What follows is a listing; give it again exactly, in its entirety.

[Lines of data]
***
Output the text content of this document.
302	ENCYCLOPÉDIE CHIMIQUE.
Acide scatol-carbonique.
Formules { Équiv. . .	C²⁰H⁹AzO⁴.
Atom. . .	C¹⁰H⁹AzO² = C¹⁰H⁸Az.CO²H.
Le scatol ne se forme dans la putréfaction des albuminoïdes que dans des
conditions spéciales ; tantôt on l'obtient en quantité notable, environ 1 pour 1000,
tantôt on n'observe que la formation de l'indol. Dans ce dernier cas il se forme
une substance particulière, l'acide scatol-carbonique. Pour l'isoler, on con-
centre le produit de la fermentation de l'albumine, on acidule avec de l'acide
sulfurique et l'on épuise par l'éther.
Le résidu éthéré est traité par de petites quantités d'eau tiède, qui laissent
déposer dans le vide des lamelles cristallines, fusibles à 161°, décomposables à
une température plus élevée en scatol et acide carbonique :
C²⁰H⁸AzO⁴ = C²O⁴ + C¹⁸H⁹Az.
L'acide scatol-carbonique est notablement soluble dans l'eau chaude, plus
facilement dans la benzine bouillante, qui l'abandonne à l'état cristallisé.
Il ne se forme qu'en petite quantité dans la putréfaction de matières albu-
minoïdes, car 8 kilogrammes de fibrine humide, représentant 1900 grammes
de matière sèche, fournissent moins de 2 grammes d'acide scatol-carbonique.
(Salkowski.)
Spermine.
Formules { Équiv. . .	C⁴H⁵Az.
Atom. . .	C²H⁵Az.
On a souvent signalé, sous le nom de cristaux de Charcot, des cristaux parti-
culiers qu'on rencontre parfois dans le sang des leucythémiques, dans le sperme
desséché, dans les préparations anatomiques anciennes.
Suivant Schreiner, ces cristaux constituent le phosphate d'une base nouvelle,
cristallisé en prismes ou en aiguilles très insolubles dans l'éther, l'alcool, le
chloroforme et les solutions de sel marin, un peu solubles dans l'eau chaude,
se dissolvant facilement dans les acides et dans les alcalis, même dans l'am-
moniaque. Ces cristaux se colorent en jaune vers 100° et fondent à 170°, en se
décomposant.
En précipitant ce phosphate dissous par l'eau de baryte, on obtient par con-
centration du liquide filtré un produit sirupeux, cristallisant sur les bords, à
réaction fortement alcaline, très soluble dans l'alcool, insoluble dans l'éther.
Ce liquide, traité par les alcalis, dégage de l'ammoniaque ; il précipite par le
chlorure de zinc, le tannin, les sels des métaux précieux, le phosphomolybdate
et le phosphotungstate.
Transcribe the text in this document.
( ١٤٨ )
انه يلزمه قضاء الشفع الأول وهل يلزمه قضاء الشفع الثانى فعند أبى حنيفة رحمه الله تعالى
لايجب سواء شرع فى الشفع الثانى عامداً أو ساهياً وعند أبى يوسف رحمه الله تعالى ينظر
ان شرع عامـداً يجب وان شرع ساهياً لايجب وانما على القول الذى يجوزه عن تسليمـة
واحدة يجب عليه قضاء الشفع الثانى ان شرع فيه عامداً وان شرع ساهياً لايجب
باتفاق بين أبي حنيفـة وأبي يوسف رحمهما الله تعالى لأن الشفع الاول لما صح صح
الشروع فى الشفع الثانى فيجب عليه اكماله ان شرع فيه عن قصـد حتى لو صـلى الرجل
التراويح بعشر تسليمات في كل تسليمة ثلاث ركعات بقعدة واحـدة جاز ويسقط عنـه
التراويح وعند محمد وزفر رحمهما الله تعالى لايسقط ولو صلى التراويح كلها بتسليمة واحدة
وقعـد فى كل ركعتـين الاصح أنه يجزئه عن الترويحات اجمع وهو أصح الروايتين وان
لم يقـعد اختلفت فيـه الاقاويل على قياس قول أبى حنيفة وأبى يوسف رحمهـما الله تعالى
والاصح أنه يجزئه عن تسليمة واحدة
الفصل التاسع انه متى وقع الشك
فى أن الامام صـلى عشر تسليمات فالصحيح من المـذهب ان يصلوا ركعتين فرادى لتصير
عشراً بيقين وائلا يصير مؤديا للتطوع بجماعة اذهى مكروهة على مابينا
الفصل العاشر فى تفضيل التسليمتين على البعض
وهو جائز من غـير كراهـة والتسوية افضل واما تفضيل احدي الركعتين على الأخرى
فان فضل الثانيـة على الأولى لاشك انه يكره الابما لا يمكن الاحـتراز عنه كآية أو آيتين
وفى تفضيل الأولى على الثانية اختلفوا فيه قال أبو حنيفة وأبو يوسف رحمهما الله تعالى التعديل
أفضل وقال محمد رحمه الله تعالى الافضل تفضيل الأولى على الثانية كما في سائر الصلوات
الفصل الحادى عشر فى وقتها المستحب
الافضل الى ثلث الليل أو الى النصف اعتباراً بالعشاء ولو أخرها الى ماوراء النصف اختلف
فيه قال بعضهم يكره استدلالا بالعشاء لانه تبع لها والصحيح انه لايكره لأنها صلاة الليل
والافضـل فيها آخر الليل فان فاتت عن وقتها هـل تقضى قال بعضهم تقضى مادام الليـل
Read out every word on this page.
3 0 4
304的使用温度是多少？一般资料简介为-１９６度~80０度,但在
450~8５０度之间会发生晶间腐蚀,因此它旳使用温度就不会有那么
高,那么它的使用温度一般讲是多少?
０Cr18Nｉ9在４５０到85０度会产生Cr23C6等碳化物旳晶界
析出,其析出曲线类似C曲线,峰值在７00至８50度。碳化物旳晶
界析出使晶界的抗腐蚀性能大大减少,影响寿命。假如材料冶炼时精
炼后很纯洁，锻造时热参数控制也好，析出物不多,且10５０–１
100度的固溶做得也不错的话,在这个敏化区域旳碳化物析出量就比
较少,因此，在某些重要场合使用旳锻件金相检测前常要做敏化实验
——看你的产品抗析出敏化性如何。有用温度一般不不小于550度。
***
> _COMPLETED TASK_
Output the text content of this document.
302	ENCYCLOPÉDIE CHIMIQUE.
Acide scatol-carbonique.
Formules { Équiv. . .	C²⁰H⁹AzO⁴.
Atom. . .	C¹⁰H⁹AzO² = C¹⁰H⁸Az.CO²H.
Le scatol ne se forme dans la putréfaction des albuminoïdes que dans des
conditions spéciales ; tantôt on l'obtient en quantité notable, environ 1 pour 1000,
tantôt on n'observe que la formation de l'indol. Dans ce dernier cas il se forme
une substance particulière, l'acide scatol-carbonique. Pour l'isoler, on con-
centre le produit de la fermentation de l'albumine, on acidule avec de l'acide
sulfurique et l'on épuise par l'éther.
Le résidu éthéré est traité par de petites quantités d'eau tiède, qui laissent
déposer dans le vide des lamelles cristallines, fusibles à 161°, décomposables à
une température plus élevée en scatol et acide carbonique :
C²⁰H⁸AzO⁴ = C²O⁴ + C¹⁸H⁹Az.
L'acide scatol-carbonique est notablement soluble dans l'eau chaude, plus
facilement dans la benzine bouillante, qui l'abandonne à l'état cristallisé.
Il ne se forme qu'en petite quantité dans la putréfaction de matières albu-
minoïdes, car 8 kilogrammes de fibrine humide, représentant 1900 grammes
de matière sèche, fournissent moins de 2 grammes d'acide scatol-carbonique.
(Salkowski.)
Spermine.
Formules { Équiv. . .	C⁴H⁵Az.
Atom. . .	C²H⁵Az.
On a souvent signalé, sous le nom de cristaux de Charcot, des cristaux parti-
culiers qu'on rencontre parfois dans le sang des leucythémiques, dans le sperme
desséché, dans les préparations anatomiques anciennes.
Suivant Schreiner, ces cristaux constituent le phosphate d'une base nouvelle,
cristallisé en prismes ou en aiguilles très insolubles dans l'éther, l'alcool, le
chloroforme et les solutions de sel marin, un peu solubles dans l'eau chaude,
se dissolvant facilement dans les acides et dans les alcalis, même dans l'am-
moniaque. Ces cristaux se colorent en jaune vers 100° et fondent à 170°, en se
décomposant.
En précipitant ce phosphate dissous par l'eau de baryte, on obtient par con-
centration du liquide filtré un produit sirupeux, cristallisant sur les bords, à
réaction fortement alcaline, très soluble dans l'alcool, insoluble dans l'éther.
Ce liquide, traité par les alcalis, dégage de l'ammoniaque ; il précipite par le
chlorure de zinc, le tannin, les sels des métaux précieux, le phosphomolybdate
et le phosphotungstate.
Transcribe the text in this document.
( ١٤٨ )
انه يلزمه قضاء الشفع الأول وهل يلزمه قضاء الشفع الثانى فعند أبى حنيفة رحمه الله تعالى
لايجب سواء شرع فى الشفع الثانى عامداً أو ساهياً وعند أبى يوسف رحمه الله تعالى ينظر
ان شرع عامـداً يجب وان شرع ساهياً لايجب وانما على القول الذى يجوزه عن تسليمـة
واحدة يجب عليه قضاء الشفع الثانى ان شرع فيه عامداً وان شرع ساهياً لايجب
باتفاق بين أبي حنيفـة وأبي يوسف رحمهما الله تعالى لأن الشفع الاول لما صح صح
الشروع فى الشفع الثانى فيجب عليه اكماله ان شرع فيه عن قصـد حتى لو صـلى الرجل
التراويح بعشر تسليمات في كل تسليمة ثلاث ركعات بقعدة واحـدة جاز ويسقط عنـه
التراويح وعند محمد وزفر رحمهما الله تعالى لايسقط ولو صلى التراويح كلها بتسليمة واحدة
وقعـد فى كل ركعتـين الاصح أنه يجزئه عن الترويحات اجمع وهو أصح الروايتين وان
لم يقـعد اختلفت فيـه الاقاويل على قياس قول أبى حنيفة وأبى يوسف رحمهـما الله تعالى
والاصح أنه يجزئه عن تسليمة واحدة
الفصل التاسع انه متى وقع الشك
فى أن الامام صـلى عشر تسليمات فالصحيح من المـذهب ان يصلوا ركعتين فرادى لتصير
عشراً بيقين وائلا يصير مؤديا للتطوع بجماعة اذهى مكروهة على مابينا
الفصل العاشر فى تفضيل التسليمتين على البعض
وهو جائز من غـير كراهـة والتسوية افضل واما تفضيل احدي الركعتين على الأخرى
فان فضل الثانيـة على الأولى لاشك انه يكره الابما لا يمكن الاحـتراز عنه كآية أو آيتين
وفى تفضيل الأولى على الثانية اختلفوا فيه قال أبو حنيفة وأبو يوسف رحمهما الله تعالى التعديل
أفضل وقال محمد رحمه الله تعالى الافضل تفضيل الأولى على الثانية كما في سائر الصلوات
الفصل الحادى عشر فى وقتها المستحب
الافضل الى ثلث الليل أو الى النصف اعتباراً بالعشاء ولو أخرها الى ماوراء النصف اختلف
فيه قال بعضهم يكره استدلالا بالعشاء لانه تبع لها والصحيح انه لايكره لأنها صلاة الليل
والافضـل فيها آخر الليل فان فاتت عن وقتها هـل تقضى قال بعضهم تقضى مادام الليـل
Read out every word on this page.
3 0 4
304的使用温度是多少？一般资料简介为-１９６度~80０度,但在
450~8５０度之间会发生晶间腐蚀,因此它旳使用温度就不会有那么
高,那么它的使用温度一般讲是多少?
０Cr18Nｉ9在４５０到85０度会产生Cr23C6等碳化物旳晶界
析出,其析出曲线类似C曲线,峰值在７00至８50度。碳化物旳晶
界析出使晶界的抗腐蚀性能大大减少,影响寿命。假如材料冶炼时精
炼后很纯洁，锻造时热参数控制也好，析出物不多,且10５０–１
100度的固溶做得也不错的话,在这个敏化区域旳碳化物析出量就比
较少,因此，在某些重要场合使用旳锻件金相检测前常要做敏化实验
——看你的产品抗析出敏化性如何。有用温度一般不不小于550度。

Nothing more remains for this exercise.